-- start --

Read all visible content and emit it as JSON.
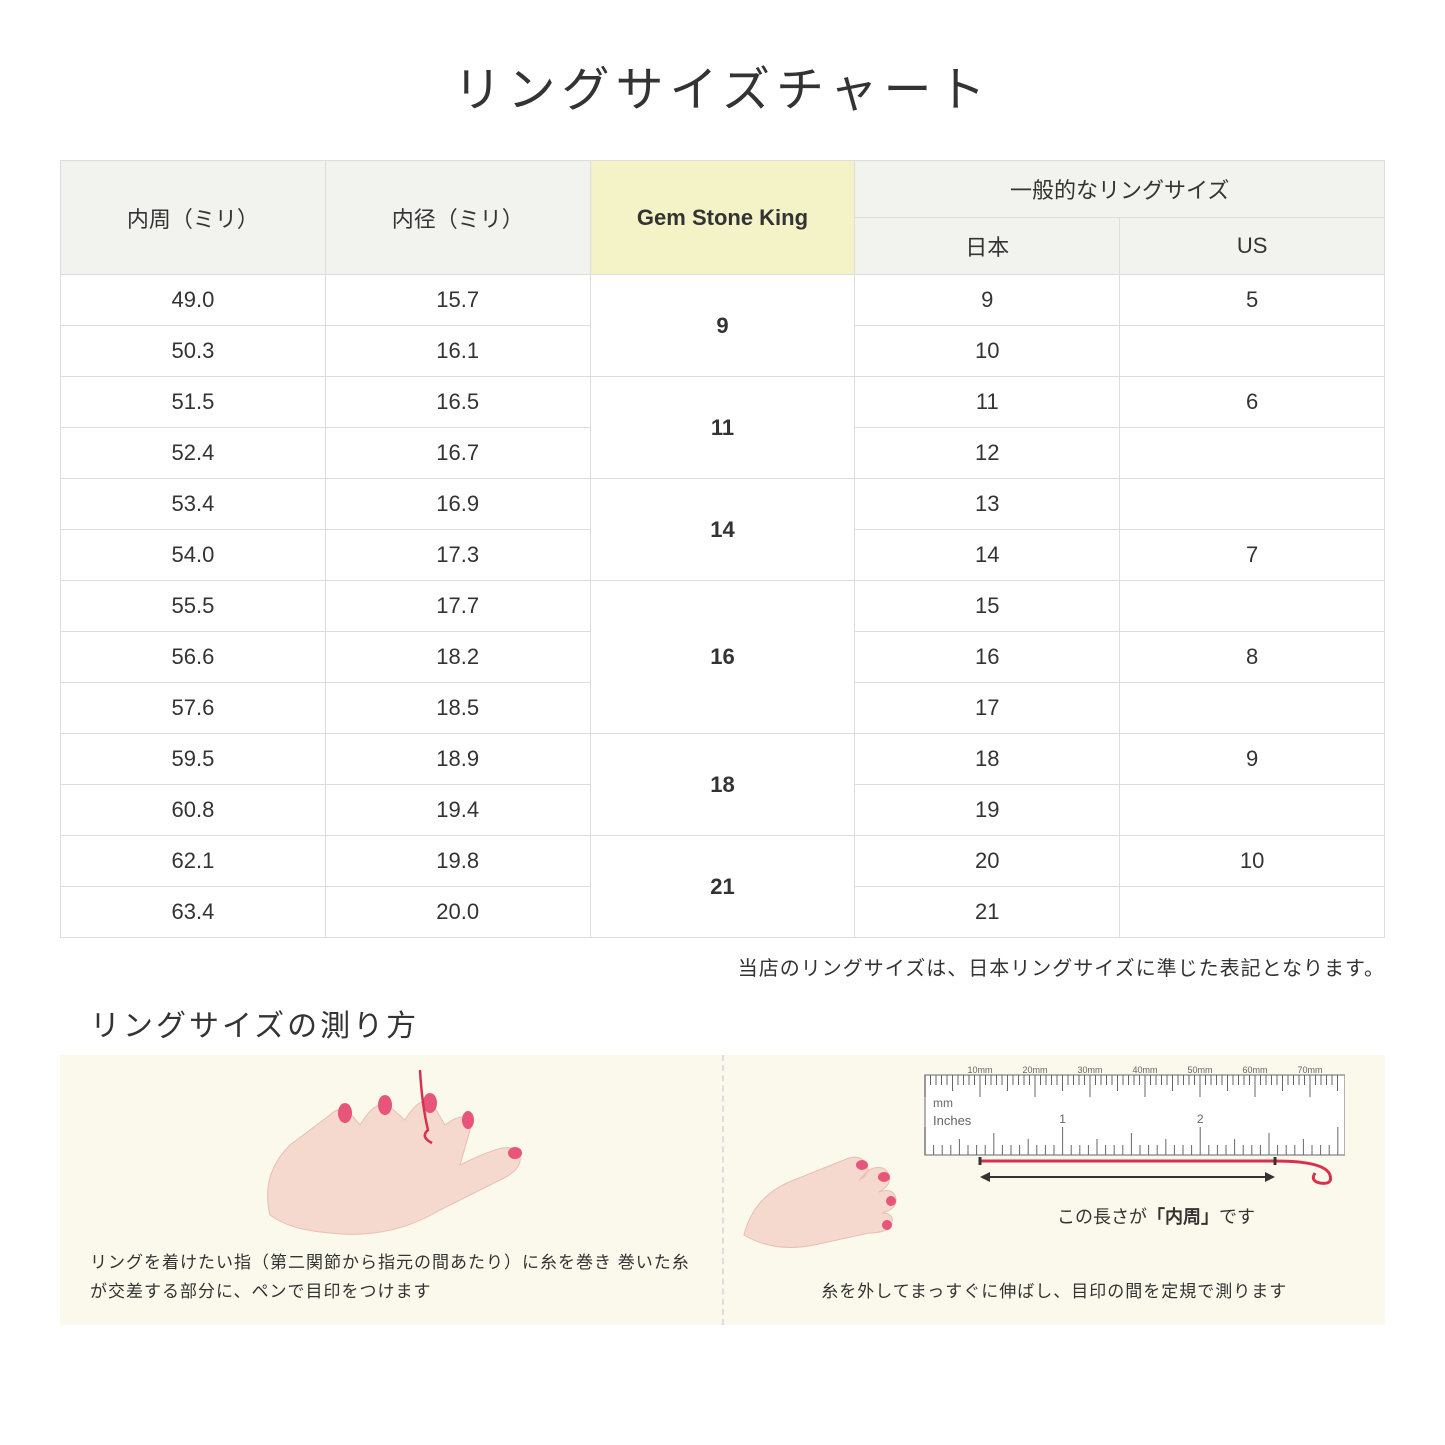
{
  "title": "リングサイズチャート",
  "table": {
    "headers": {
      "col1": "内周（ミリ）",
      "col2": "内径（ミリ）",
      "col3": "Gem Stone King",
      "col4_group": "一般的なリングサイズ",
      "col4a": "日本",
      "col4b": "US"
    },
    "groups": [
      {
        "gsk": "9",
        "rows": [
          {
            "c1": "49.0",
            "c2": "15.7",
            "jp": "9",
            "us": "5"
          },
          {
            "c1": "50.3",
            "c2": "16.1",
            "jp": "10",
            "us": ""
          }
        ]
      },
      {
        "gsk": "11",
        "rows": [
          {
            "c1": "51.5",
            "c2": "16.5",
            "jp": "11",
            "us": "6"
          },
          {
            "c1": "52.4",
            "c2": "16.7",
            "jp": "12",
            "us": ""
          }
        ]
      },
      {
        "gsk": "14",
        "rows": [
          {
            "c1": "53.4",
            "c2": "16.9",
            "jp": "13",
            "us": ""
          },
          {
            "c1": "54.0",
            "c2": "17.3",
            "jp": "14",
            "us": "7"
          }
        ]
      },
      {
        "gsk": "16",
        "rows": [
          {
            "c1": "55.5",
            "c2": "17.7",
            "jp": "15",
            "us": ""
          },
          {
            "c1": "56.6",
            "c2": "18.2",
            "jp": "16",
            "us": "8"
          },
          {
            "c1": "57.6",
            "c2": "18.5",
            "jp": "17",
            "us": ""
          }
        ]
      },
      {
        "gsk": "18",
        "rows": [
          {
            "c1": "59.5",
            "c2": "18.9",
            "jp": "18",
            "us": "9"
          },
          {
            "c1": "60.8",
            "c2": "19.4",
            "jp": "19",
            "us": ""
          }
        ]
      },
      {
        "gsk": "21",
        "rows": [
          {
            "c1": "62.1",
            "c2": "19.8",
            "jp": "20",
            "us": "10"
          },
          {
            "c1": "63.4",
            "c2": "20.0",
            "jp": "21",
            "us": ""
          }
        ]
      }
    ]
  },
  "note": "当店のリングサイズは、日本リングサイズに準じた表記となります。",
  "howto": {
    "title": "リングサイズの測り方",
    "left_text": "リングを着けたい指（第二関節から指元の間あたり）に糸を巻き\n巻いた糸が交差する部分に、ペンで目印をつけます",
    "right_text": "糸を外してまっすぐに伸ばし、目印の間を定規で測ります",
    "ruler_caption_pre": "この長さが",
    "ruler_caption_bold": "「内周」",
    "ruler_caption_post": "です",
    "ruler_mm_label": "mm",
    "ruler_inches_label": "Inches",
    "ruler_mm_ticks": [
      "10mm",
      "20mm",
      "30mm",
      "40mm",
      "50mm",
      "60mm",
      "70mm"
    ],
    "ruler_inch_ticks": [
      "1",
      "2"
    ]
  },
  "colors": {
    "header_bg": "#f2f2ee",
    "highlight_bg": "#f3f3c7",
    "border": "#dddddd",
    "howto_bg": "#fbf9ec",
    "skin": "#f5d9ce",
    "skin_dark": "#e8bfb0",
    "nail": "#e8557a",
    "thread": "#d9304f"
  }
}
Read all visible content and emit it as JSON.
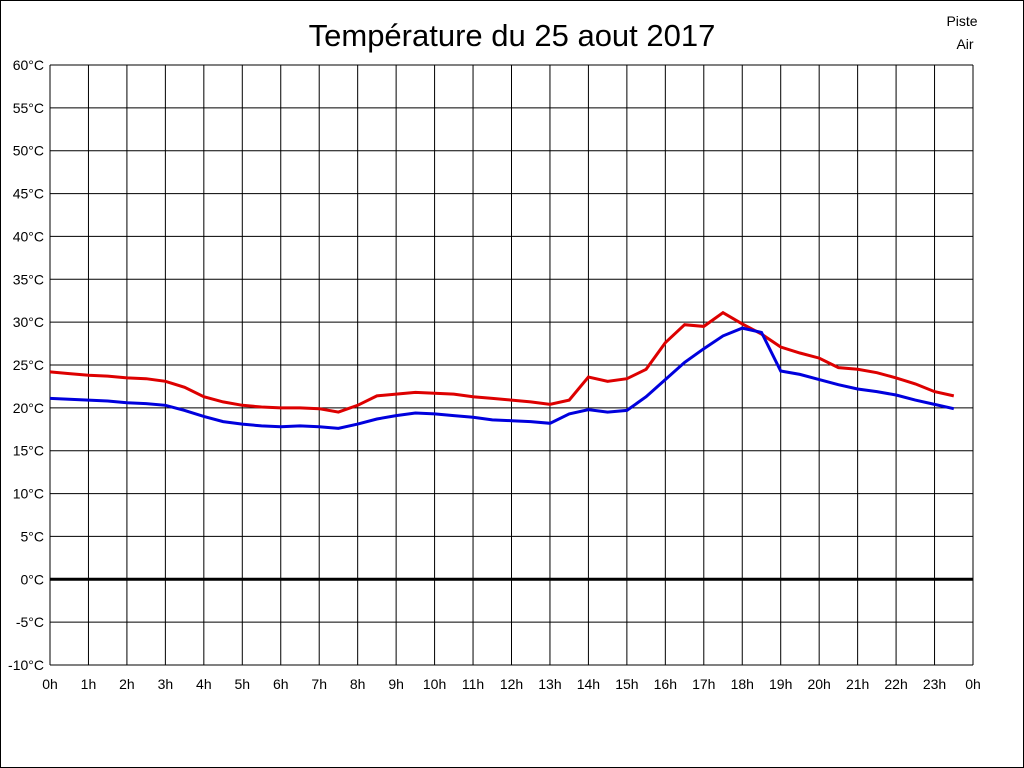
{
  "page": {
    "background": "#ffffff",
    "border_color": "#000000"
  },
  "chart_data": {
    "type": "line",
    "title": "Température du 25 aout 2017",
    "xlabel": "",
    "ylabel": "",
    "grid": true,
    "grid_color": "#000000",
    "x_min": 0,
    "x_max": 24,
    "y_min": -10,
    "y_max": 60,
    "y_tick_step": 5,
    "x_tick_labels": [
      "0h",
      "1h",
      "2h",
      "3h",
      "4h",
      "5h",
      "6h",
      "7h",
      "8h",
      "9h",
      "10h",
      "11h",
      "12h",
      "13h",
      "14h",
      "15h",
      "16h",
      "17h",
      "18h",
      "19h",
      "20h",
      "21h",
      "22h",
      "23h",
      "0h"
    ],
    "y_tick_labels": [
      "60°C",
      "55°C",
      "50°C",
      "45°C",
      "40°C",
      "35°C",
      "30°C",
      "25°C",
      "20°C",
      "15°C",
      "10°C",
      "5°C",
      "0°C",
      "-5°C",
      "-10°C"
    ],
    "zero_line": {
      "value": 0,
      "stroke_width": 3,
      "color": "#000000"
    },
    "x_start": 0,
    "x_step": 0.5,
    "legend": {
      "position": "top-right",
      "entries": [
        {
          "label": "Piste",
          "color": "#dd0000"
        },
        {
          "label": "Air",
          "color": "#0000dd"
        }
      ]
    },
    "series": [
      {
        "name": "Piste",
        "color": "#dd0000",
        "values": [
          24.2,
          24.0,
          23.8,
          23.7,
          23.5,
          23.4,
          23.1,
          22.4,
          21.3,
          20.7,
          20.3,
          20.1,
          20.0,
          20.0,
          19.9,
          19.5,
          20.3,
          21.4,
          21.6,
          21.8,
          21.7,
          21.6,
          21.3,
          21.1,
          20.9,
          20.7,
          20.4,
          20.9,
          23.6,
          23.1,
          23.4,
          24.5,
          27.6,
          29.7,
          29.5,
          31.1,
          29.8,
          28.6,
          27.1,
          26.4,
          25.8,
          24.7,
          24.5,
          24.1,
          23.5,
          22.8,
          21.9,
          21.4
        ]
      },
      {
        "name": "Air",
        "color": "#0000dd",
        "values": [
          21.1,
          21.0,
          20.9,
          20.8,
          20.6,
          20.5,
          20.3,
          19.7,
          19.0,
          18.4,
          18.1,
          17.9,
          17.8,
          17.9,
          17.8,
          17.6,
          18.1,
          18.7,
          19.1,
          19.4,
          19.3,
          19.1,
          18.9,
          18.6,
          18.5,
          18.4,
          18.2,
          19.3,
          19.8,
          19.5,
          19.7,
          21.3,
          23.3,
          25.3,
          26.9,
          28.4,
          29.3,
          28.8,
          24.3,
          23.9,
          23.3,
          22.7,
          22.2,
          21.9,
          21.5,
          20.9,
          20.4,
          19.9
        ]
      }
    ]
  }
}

-- end --

What the task asks >>
All entries must be written out again exactly as given, with no pictures in the copy.

Solution to this task >>
Read all visible content and emit it as JSON.
{
  "title": "リングサイズチャート",
  "table": {
    "headers": {
      "col1": "内周（ミリ）",
      "col2": "内径（ミリ）",
      "col3": "Gem Stone King",
      "col4_group": "一般的なリングサイズ",
      "col4a": "日本",
      "col4b": "US"
    },
    "groups": [
      {
        "gsk": "9",
        "rows": [
          {
            "c1": "49.0",
            "c2": "15.7",
            "jp": "9",
            "us": "5"
          },
          {
            "c1": "50.3",
            "c2": "16.1",
            "jp": "10",
            "us": ""
          }
        ]
      },
      {
        "gsk": "11",
        "rows": [
          {
            "c1": "51.5",
            "c2": "16.5",
            "jp": "11",
            "us": "6"
          },
          {
            "c1": "52.4",
            "c2": "16.7",
            "jp": "12",
            "us": ""
          }
        ]
      },
      {
        "gsk": "14",
        "rows": [
          {
            "c1": "53.4",
            "c2": "16.9",
            "jp": "13",
            "us": ""
          },
          {
            "c1": "54.0",
            "c2": "17.3",
            "jp": "14",
            "us": "7"
          }
        ]
      },
      {
        "gsk": "16",
        "rows": [
          {
            "c1": "55.5",
            "c2": "17.7",
            "jp": "15",
            "us": ""
          },
          {
            "c1": "56.6",
            "c2": "18.2",
            "jp": "16",
            "us": "8"
          },
          {
            "c1": "57.6",
            "c2": "18.5",
            "jp": "17",
            "us": ""
          }
        ]
      },
      {
        "gsk": "18",
        "rows": [
          {
            "c1": "59.5",
            "c2": "18.9",
            "jp": "18",
            "us": "9"
          },
          {
            "c1": "60.8",
            "c2": "19.4",
            "jp": "19",
            "us": ""
          }
        ]
      },
      {
        "gsk": "21",
        "rows": [
          {
            "c1": "62.1",
            "c2": "19.8",
            "jp": "20",
            "us": "10"
          },
          {
            "c1": "63.4",
            "c2": "20.0",
            "jp": "21",
            "us": ""
          }
        ]
      }
    ]
  },
  "note": "当店のリングサイズは、日本リングサイズに準じた表記となります。",
  "howto": {
    "title": "リングサイズの測り方",
    "left_text": "リングを着けたい指（第二関節から指元の間あたり）に糸を巻き\n巻いた糸が交差する部分に、ペンで目印をつけます",
    "right_text": "糸を外してまっすぐに伸ばし、目印の間を定規で測ります",
    "ruler_caption_pre": "この長さが",
    "ruler_caption_bold": "「内周」",
    "ruler_caption_post": "です",
    "ruler_mm_label": "mm",
    "ruler_inches_label": "Inches",
    "ruler_mm_ticks": [
      "10mm",
      "20mm",
      "30mm",
      "40mm",
      "50mm",
      "60mm",
      "70mm"
    ],
    "ruler_inch_ticks": [
      "1",
      "2"
    ]
  },
  "colors": {
    "header_bg": "#f2f2ee",
    "highlight_bg": "#f3f3c7",
    "border": "#dddddd",
    "howto_bg": "#fbf9ec",
    "skin": "#f5d9ce",
    "skin_dark": "#e8bfb0",
    "nail": "#e8557a",
    "thread": "#d9304f"
  }
}
Read all visible content and emit it as JSON.
{
  "page": {
    "background": "#ffffff",
    "border_color": "#000000"
  },
  "chart_data": {
    "type": "line",
    "title": "Température du 25 aout 2017",
    "xlabel": "",
    "ylabel": "",
    "grid": true,
    "grid_color": "#000000",
    "x_min": 0,
    "x_max": 24,
    "y_min": -10,
    "y_max": 60,
    "y_tick_step": 5,
    "x_tick_labels": [
      "0h",
      "1h",
      "2h",
      "3h",
      "4h",
      "5h",
      "6h",
      "7h",
      "8h",
      "9h",
      "10h",
      "11h",
      "12h",
      "13h",
      "14h",
      "15h",
      "16h",
      "17h",
      "18h",
      "19h",
      "20h",
      "21h",
      "22h",
      "23h",
      "0h"
    ],
    "y_tick_labels": [
      "60°C",
      "55°C",
      "50°C",
      "45°C",
      "40°C",
      "35°C",
      "30°C",
      "25°C",
      "20°C",
      "15°C",
      "10°C",
      "5°C",
      "0°C",
      "-5°C",
      "-10°C"
    ],
    "zero_line": {
      "value": 0,
      "stroke_width": 3,
      "color": "#000000"
    },
    "x_start": 0,
    "x_step": 0.5,
    "legend": {
      "position": "top-right",
      "entries": [
        {
          "label": "Piste",
          "color": "#dd0000"
        },
        {
          "label": "Air",
          "color": "#0000dd"
        }
      ]
    },
    "series": [
      {
        "name": "Piste",
        "color": "#dd0000",
        "values": [
          24.2,
          24.0,
          23.8,
          23.7,
          23.5,
          23.4,
          23.1,
          22.4,
          21.3,
          20.7,
          20.3,
          20.1,
          20.0,
          20.0,
          19.9,
          19.5,
          20.3,
          21.4,
          21.6,
          21.8,
          21.7,
          21.6,
          21.3,
          21.1,
          20.9,
          20.7,
          20.4,
          20.9,
          23.6,
          23.1,
          23.4,
          24.5,
          27.6,
          29.7,
          29.5,
          31.1,
          29.8,
          28.6,
          27.1,
          26.4,
          25.8,
          24.7,
          24.5,
          24.1,
          23.5,
          22.8,
          21.9,
          21.4
        ]
      },
      {
        "name": "Air",
        "color": "#0000dd",
        "values": [
          21.1,
          21.0,
          20.9,
          20.8,
          20.6,
          20.5,
          20.3,
          19.7,
          19.0,
          18.4,
          18.1,
          17.9,
          17.8,
          17.9,
          17.8,
          17.6,
          18.1,
          18.7,
          19.1,
          19.4,
          19.3,
          19.1,
          18.9,
          18.6,
          18.5,
          18.4,
          18.2,
          19.3,
          19.8,
          19.5,
          19.7,
          21.3,
          23.3,
          25.3,
          26.9,
          28.4,
          29.3,
          28.8,
          24.3,
          23.9,
          23.3,
          22.7,
          22.2,
          21.9,
          21.5,
          20.9,
          20.4,
          19.9
        ]
      }
    ]
  }
}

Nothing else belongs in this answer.